■ DATA

= = = = = = =

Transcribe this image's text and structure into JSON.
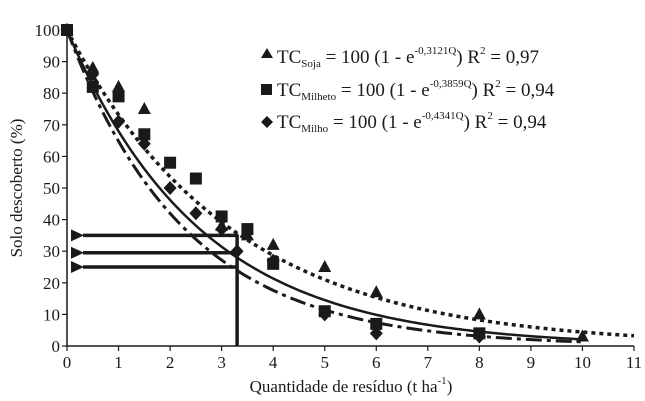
{
  "chart_data": {
    "type": "scatter",
    "xlabel": "Quantidade de resíduo (t ha",
    "xlabel_sup": "-1",
    "xlabel_close": ")",
    "ylabel": "Solo descoberto (%)",
    "xlim": [
      0,
      11
    ],
    "ylim": [
      0,
      100
    ],
    "x_ticks": [
      "0",
      "1",
      "2",
      "3",
      "4",
      "5",
      "6",
      "7",
      "8",
      "9",
      "10",
      "11"
    ],
    "y_ticks": [
      "0",
      "10",
      "20",
      "30",
      "40",
      "50",
      "60",
      "70",
      "80",
      "90",
      "100"
    ],
    "grid": false,
    "legend_position": "top-right",
    "series": [
      {
        "name_prefix": "TC",
        "name_sub": "Soja",
        "eq_prefix": " = 100 (1 - e",
        "eq_exp": "-0,3121Q",
        "eq_mid": ") R",
        "eq_r_sup": "2",
        "eq_r2": " = 0,97",
        "marker": "triangle",
        "line_style": "dotted",
        "k": 0.3121,
        "points": [
          [
            0,
            100
          ],
          [
            0.5,
            88
          ],
          [
            1,
            82
          ],
          [
            1.5,
            75
          ],
          [
            3,
            38
          ],
          [
            3.5,
            35
          ],
          [
            4,
            32
          ],
          [
            5,
            25
          ],
          [
            6,
            17
          ],
          [
            8,
            10
          ],
          [
            10,
            3
          ]
        ]
      },
      {
        "name_prefix": "TC",
        "name_sub": "Milheto",
        "eq_prefix": " = 100 (1 - e",
        "eq_exp": "-0,3859Q",
        "eq_mid": ") R",
        "eq_r_sup": "2",
        "eq_r2": " = 0,94",
        "marker": "square",
        "line_style": "solid",
        "k": 0.3859,
        "points": [
          [
            0,
            100
          ],
          [
            0.5,
            82
          ],
          [
            1,
            79
          ],
          [
            1.5,
            67
          ],
          [
            2,
            58
          ],
          [
            2.5,
            53
          ],
          [
            3,
            41
          ],
          [
            3.5,
            37
          ],
          [
            4,
            26
          ],
          [
            5,
            11
          ],
          [
            6,
            7
          ],
          [
            8,
            4
          ]
        ]
      },
      {
        "name_prefix": "TC",
        "name_sub": "Milho",
        "eq_prefix": " = 100 (1 - e",
        "eq_exp": "-0,4341Q",
        "eq_mid": ") R",
        "eq_r_sup": "2",
        "eq_r2": " = 0,94",
        "marker": "diamond",
        "line_style": "dashdot",
        "k": 0.4341,
        "points": [
          [
            0,
            100
          ],
          [
            0.5,
            86
          ],
          [
            1,
            71
          ],
          [
            1.5,
            64
          ],
          [
            2,
            50
          ],
          [
            2.5,
            42
          ],
          [
            3,
            37
          ],
          [
            3.3,
            30
          ],
          [
            4,
            27
          ],
          [
            5,
            10
          ],
          [
            6,
            4
          ],
          [
            8,
            3
          ]
        ]
      }
    ],
    "annotation_arrows_y": [
      35,
      29.5,
      25
    ],
    "annotation_vline_x": 3.3
  }
}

= = = = = = =

■ TASK PROMPT
Repeat each entry precisely as it appears. Leave the pictures out.

■ ANSWER TO THE EXERCISE
Transcribe this image's text and structure into JSON.
{
  "chart_data": {
    "type": "scatter",
    "xlabel": "Quantidade de resíduo (t ha",
    "xlabel_sup": "-1",
    "xlabel_close": ")",
    "ylabel": "Solo descoberto (%)",
    "xlim": [
      0,
      11
    ],
    "ylim": [
      0,
      100
    ],
    "x_ticks": [
      "0",
      "1",
      "2",
      "3",
      "4",
      "5",
      "6",
      "7",
      "8",
      "9",
      "10",
      "11"
    ],
    "y_ticks": [
      "0",
      "10",
      "20",
      "30",
      "40",
      "50",
      "60",
      "70",
      "80",
      "90",
      "100"
    ],
    "grid": false,
    "legend_position": "top-right",
    "series": [
      {
        "name_prefix": "TC",
        "name_sub": "Soja",
        "eq_prefix": " = 100 (1 - e",
        "eq_exp": "-0,3121Q",
        "eq_mid": ") R",
        "eq_r_sup": "2",
        "eq_r2": " = 0,97",
        "marker": "triangle",
        "line_style": "dotted",
        "k": 0.3121,
        "points": [
          [
            0,
            100
          ],
          [
            0.5,
            88
          ],
          [
            1,
            82
          ],
          [
            1.5,
            75
          ],
          [
            3,
            38
          ],
          [
            3.5,
            35
          ],
          [
            4,
            32
          ],
          [
            5,
            25
          ],
          [
            6,
            17
          ],
          [
            8,
            10
          ],
          [
            10,
            3
          ]
        ]
      },
      {
        "name_prefix": "TC",
        "name_sub": "Milheto",
        "eq_prefix": " = 100 (1 - e",
        "eq_exp": "-0,3859Q",
        "eq_mid": ") R",
        "eq_r_sup": "2",
        "eq_r2": " = 0,94",
        "marker": "square",
        "line_style": "solid",
        "k": 0.3859,
        "points": [
          [
            0,
            100
          ],
          [
            0.5,
            82
          ],
          [
            1,
            79
          ],
          [
            1.5,
            67
          ],
          [
            2,
            58
          ],
          [
            2.5,
            53
          ],
          [
            3,
            41
          ],
          [
            3.5,
            37
          ],
          [
            4,
            26
          ],
          [
            5,
            11
          ],
          [
            6,
            7
          ],
          [
            8,
            4
          ]
        ]
      },
      {
        "name_prefix": "TC",
        "name_sub": "Milho",
        "eq_prefix": " = 100 (1 - e",
        "eq_exp": "-0,4341Q",
        "eq_mid": ") R",
        "eq_r_sup": "2",
        "eq_r2": " = 0,94",
        "marker": "diamond",
        "line_style": "dashdot",
        "k": 0.4341,
        "points": [
          [
            0,
            100
          ],
          [
            0.5,
            86
          ],
          [
            1,
            71
          ],
          [
            1.5,
            64
          ],
          [
            2,
            50
          ],
          [
            2.5,
            42
          ],
          [
            3,
            37
          ],
          [
            3.3,
            30
          ],
          [
            4,
            27
          ],
          [
            5,
            10
          ],
          [
            6,
            4
          ],
          [
            8,
            3
          ]
        ]
      }
    ],
    "annotation_arrows_y": [
      35,
      29.5,
      25
    ],
    "annotation_vline_x": 3.3
  }
}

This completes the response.